Thursday, December 05, 2013

Why "Doing Something" Isn't Enough To Justify ObamaCare

By now it should be obvious that ObamaCare won't make health insurance more affordable or provide better quality coverage. The most common defense I hear over and over from hard-core Obamatrons and supporters of this train wreck is: "At least he's doing something about the health insurance (or cost) problem."

Sorry - that weak intellectual sauce doesn't fly with me. When you see a home or car on fire, there are several things you can do. Two good options are dousing it with water, or using a fire extinguisher. A not-so-good option? Pour a gallon of gasoline on the blaze. If you're overweight or in poor health, it's a good idea to eat fewer and better quality foods and exercise more.

If you just wanted to "do something," you could eat all your meals at fast-food joints, drink a 12-pack of beer every day, and not exercise at all. Obviously the latter option wouldn't be a good one.

You have to accurately diagnose and define the problem in order to come up with the right solution.

I had first-hand experience this year with the American "health care" system, having surgery and spending a week in the hospital. I know good and well the prices you get billed for almost everything is absolutely outrageous. But what's the true cause of these sky-high prices?

= Data records =
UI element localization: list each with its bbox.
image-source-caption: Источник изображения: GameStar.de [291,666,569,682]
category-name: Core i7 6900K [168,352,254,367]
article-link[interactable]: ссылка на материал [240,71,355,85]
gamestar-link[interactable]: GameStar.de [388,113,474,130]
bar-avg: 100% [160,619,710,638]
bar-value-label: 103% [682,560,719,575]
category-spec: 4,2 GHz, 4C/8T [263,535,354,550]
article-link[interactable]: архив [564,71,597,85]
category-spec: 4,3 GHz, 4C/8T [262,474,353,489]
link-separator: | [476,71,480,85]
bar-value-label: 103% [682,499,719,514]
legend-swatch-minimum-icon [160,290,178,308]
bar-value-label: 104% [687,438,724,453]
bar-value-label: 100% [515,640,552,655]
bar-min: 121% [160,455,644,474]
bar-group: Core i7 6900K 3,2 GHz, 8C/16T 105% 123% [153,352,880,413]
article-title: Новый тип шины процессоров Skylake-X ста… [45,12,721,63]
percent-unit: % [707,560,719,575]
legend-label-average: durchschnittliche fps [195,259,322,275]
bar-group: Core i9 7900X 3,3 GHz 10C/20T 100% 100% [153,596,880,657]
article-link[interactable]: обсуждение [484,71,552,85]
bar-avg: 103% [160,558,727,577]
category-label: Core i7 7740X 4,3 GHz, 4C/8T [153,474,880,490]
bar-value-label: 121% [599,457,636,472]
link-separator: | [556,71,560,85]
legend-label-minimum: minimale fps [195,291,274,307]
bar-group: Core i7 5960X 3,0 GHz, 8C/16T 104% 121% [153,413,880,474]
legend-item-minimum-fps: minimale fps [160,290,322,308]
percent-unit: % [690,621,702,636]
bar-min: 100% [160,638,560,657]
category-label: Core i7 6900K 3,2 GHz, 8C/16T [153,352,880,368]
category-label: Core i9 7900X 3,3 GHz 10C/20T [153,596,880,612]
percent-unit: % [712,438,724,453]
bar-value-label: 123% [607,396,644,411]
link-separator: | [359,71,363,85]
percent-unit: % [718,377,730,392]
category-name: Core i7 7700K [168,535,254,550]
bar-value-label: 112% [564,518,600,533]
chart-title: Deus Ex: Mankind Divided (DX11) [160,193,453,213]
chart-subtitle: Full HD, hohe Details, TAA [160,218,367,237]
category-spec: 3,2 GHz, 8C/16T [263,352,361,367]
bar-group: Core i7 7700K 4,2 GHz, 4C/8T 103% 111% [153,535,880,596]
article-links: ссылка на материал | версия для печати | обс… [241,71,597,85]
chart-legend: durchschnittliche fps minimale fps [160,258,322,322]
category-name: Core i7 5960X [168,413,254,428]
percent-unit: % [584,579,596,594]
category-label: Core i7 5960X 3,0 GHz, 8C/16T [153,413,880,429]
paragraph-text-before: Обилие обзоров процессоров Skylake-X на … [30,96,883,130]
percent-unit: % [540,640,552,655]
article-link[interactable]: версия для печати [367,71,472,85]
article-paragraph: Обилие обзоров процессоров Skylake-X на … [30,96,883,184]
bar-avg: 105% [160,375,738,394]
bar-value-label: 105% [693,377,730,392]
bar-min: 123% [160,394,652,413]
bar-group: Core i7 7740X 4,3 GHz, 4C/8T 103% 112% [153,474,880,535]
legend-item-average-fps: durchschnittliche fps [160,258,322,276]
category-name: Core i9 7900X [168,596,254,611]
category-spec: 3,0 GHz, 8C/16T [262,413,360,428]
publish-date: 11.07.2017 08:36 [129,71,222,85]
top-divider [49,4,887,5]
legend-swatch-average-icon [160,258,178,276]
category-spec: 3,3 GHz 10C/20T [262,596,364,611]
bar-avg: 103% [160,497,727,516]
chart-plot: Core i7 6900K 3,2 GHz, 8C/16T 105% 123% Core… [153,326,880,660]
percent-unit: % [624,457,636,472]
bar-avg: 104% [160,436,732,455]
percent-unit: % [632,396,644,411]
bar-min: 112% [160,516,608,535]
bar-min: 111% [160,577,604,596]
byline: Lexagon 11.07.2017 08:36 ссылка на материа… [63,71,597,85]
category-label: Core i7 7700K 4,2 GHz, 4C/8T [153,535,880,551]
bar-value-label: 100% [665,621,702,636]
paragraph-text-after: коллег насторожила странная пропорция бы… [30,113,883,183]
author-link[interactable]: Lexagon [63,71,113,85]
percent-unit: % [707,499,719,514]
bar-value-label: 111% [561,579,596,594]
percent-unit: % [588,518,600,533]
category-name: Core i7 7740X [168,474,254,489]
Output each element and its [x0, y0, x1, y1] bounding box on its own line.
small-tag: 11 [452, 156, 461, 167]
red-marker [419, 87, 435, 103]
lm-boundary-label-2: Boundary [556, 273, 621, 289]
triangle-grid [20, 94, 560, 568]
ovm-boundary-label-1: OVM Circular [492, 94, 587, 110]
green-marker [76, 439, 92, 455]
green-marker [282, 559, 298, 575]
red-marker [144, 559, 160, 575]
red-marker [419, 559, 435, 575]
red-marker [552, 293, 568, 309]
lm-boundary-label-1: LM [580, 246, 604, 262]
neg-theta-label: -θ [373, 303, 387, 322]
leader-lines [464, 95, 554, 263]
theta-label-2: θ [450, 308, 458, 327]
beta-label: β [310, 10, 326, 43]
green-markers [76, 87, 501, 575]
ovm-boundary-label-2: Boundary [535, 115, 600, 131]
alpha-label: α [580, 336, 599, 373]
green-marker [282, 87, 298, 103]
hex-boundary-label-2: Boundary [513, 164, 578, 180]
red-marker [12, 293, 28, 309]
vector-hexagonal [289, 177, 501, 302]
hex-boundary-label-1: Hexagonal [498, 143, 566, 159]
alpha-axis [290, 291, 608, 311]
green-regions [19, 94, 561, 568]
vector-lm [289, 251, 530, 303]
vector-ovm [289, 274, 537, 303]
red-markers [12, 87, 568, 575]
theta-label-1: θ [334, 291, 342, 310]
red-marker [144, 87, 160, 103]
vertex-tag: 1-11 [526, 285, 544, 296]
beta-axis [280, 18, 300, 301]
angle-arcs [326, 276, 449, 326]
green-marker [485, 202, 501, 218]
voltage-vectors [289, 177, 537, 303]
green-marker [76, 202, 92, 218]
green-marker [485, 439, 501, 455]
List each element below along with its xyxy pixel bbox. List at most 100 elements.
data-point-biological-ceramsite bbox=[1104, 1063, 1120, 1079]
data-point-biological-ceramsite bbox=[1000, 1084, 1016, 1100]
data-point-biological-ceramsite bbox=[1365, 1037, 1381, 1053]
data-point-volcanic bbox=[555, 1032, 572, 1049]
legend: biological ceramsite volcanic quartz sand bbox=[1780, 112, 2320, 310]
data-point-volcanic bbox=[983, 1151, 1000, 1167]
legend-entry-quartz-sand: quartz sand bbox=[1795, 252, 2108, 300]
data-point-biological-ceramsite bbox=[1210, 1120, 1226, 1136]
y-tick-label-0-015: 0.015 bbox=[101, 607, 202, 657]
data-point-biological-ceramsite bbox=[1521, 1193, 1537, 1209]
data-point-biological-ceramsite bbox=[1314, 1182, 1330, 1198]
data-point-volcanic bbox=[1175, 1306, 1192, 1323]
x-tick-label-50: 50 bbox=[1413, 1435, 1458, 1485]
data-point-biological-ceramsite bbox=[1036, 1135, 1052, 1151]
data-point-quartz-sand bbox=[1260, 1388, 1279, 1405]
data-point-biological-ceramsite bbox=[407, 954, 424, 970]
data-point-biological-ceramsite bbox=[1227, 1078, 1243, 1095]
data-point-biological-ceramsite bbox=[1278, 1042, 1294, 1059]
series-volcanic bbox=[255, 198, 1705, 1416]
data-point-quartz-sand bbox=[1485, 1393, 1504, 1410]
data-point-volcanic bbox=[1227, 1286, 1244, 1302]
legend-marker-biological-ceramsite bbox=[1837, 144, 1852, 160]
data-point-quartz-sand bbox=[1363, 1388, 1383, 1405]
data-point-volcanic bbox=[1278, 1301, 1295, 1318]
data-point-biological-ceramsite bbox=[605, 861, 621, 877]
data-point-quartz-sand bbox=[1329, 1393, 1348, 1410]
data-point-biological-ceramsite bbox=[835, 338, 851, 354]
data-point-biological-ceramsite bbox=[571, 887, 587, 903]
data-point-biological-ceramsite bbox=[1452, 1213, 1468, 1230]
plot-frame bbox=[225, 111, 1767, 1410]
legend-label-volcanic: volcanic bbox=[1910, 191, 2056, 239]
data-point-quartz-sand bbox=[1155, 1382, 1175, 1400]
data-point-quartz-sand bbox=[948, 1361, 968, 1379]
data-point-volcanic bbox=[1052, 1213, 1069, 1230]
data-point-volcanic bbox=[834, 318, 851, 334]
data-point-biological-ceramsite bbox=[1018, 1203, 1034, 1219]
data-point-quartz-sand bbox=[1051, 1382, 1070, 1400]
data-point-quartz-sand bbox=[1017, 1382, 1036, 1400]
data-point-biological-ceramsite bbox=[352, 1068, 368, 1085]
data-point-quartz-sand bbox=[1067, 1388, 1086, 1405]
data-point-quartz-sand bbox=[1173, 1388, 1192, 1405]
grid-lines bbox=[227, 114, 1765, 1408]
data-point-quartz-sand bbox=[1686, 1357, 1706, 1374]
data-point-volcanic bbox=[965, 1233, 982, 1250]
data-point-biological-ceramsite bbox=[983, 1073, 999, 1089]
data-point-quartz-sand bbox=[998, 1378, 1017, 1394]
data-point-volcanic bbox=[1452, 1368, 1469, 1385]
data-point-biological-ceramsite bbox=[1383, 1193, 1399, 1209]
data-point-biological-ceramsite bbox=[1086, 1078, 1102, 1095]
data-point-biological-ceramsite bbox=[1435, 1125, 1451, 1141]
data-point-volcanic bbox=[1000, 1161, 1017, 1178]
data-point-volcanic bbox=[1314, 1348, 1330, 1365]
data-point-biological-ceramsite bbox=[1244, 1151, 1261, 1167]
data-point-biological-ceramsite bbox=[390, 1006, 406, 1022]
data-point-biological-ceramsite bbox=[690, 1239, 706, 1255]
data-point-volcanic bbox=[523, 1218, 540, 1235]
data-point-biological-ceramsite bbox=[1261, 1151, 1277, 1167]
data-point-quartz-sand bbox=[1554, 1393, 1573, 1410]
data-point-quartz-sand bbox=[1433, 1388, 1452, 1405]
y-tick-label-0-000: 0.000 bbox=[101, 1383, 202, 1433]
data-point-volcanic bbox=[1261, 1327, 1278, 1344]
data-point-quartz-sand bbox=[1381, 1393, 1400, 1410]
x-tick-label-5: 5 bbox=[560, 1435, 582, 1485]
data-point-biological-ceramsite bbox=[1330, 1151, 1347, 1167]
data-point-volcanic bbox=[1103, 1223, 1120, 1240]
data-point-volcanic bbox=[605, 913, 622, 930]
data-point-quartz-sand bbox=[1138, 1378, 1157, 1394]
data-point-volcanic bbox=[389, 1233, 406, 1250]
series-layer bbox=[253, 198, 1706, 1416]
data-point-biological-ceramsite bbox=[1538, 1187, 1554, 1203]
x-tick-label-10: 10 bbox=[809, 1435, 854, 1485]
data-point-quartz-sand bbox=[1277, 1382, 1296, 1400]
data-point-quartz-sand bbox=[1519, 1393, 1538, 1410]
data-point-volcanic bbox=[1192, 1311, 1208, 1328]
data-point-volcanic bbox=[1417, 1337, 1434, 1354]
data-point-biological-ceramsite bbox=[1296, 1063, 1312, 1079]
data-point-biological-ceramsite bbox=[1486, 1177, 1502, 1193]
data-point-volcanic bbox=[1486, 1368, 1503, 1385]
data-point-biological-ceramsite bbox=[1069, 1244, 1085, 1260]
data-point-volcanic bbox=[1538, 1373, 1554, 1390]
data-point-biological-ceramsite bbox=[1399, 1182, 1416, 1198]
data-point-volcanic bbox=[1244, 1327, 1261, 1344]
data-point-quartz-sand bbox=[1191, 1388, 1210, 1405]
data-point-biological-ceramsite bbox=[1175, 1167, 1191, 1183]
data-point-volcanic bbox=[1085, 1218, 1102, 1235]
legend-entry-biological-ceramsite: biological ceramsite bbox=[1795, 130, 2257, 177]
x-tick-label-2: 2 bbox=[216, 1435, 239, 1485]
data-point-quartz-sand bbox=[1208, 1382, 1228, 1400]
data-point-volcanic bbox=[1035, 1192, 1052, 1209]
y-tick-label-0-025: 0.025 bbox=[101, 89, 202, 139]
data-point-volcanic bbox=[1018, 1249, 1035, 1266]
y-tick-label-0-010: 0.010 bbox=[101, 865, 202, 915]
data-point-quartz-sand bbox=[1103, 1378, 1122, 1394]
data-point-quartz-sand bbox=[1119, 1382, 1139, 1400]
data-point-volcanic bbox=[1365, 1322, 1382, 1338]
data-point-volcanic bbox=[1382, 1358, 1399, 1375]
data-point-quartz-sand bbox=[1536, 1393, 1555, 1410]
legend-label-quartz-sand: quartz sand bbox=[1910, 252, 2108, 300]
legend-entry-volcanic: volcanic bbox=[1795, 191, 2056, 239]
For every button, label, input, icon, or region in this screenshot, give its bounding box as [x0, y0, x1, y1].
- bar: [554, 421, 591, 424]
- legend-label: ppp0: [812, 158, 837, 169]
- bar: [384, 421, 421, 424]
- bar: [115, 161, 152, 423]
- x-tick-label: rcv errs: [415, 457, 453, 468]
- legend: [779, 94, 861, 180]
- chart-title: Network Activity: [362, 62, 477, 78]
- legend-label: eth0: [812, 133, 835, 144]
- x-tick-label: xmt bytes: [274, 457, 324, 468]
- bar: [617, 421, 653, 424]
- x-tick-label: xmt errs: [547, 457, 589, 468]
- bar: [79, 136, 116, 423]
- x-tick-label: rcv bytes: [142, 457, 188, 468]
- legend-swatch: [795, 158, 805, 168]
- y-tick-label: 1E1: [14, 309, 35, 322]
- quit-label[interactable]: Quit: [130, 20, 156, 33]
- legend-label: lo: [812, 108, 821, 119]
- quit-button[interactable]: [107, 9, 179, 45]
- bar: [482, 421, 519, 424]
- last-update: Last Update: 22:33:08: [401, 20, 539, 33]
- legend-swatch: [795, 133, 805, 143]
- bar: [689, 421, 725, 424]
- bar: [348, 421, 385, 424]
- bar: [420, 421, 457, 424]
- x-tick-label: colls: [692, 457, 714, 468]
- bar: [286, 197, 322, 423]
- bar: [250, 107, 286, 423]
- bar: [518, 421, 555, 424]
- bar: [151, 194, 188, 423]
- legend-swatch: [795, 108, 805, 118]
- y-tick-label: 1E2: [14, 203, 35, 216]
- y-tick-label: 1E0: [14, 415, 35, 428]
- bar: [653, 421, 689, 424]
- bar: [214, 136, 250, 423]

= Questions to answer =
[a] Answer these questions from the ObamaCare post:
(i) What two good options does it give for a home or car on fire?
(ii) What does the writer say you have to do to come up with the right solution?
(iii) How long did the writer spend in the hospital this year?
[b] Write the next paragraph of the ObamaCare post, picking up after its final sentence.

= Exercise responses =
[a]
(i) Dousing it with water, or using a fire extinguisher.
(ii) Accurately diagnose and define the problem.
(iii) A week.

[b]
Our government has allowed doctors, hospitals and the pharmaceutical industries to violate anti-trust laws such as the Clayton and Sherman Acts, and legally gouge patients for as much money as they can get from them and/or their insurance companies.

What are our solutions and options going forward? Karl Denninger at www.Market-Ticker.org says it pretty well:

We have two options as a nation, and only two:
  • Stop it.  Now.  Repeal all the special protections granted health-related companies, "for-profit" or not, and allow competition to work.  Stop protecting cross-border pricing disparities with felony laws prohibiting re-importation and enforce the first-sale doctrine.  Repeal EMTALA.  Prosecute balance sheet games and claims repricing as a felony attempt to restrain trade.  Demand and enforce level pricing irrespective of the means of payment under threat of felony prosecution under the Sherman, Clayton and Robinson-Patman acts.  Make forced subsidies from those who can pay to those who cannot a criminal offense prosecuted as is any other form of grand theft.  Prosecute those who attempt to prevent others from opening hospitals, practices or diagnostic centers through CON laws and similar games as Racketeering, because it is.  Ban the "in-network/out-of-network" tying between alleged insurance companies and providers as a rank violation of the Sherman Act and bring felony Racketeering prosecutions against those who attempt it in the future.  Ban the sale of alleged "insurance" that is not actually insurance, forcing the separation between insurance (a product bought against a highly-unlikely but catastrophic event) and "prepaid medical services", putting an end to cross-subsidizations in this area as well.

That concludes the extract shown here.